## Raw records
┄┄┄┄┄┄┄┄┄┄┄┄┄┄┄┄┄┄┄┄

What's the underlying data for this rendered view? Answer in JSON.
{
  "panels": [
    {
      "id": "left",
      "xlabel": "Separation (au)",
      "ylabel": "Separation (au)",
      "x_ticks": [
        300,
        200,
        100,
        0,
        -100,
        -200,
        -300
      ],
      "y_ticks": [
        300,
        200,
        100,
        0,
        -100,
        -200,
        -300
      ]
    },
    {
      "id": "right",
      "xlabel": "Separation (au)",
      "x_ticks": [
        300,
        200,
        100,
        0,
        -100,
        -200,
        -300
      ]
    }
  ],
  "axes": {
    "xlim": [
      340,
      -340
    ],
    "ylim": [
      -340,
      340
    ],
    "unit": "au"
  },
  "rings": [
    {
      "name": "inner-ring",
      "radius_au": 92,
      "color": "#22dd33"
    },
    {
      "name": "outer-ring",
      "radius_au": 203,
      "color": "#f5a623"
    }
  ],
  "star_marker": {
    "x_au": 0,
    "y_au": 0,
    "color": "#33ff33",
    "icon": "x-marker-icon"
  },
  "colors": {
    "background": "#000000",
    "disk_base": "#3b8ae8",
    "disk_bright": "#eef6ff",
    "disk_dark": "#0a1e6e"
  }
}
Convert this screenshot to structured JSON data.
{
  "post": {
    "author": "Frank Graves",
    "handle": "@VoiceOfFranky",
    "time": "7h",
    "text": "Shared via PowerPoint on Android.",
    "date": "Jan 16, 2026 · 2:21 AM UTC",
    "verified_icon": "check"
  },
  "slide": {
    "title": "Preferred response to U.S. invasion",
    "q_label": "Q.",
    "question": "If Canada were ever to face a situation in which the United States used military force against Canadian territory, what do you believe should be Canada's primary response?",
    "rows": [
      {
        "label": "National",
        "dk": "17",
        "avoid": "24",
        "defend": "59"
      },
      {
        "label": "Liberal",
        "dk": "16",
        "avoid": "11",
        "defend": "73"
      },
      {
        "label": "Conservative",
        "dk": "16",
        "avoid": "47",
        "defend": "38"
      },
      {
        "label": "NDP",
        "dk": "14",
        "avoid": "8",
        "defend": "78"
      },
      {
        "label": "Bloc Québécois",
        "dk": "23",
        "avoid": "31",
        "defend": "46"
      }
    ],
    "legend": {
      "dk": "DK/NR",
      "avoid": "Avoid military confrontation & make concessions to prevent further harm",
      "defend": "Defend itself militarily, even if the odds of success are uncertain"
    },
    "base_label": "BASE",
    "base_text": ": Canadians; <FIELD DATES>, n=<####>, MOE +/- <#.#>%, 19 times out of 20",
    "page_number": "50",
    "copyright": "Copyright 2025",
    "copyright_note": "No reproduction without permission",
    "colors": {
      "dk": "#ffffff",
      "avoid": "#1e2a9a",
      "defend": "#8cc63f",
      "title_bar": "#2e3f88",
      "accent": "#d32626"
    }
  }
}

┄┄┄┄┄┄┄┄┄┄┄┄┄┄┄┄┄┄┄┄

## PROBLEM TO SOLVE
Return every line holding the word "avoid" from the records.

## TASK RESPONSE
        "avoid": "24",
        "avoid": "11",
        "avoid": "47",
        "avoid": "8",
        "avoid": "31",
      "avoid": "Avoid military confrontation & make concessions to prevent further harm",
      "avoid": "#1e2a9a",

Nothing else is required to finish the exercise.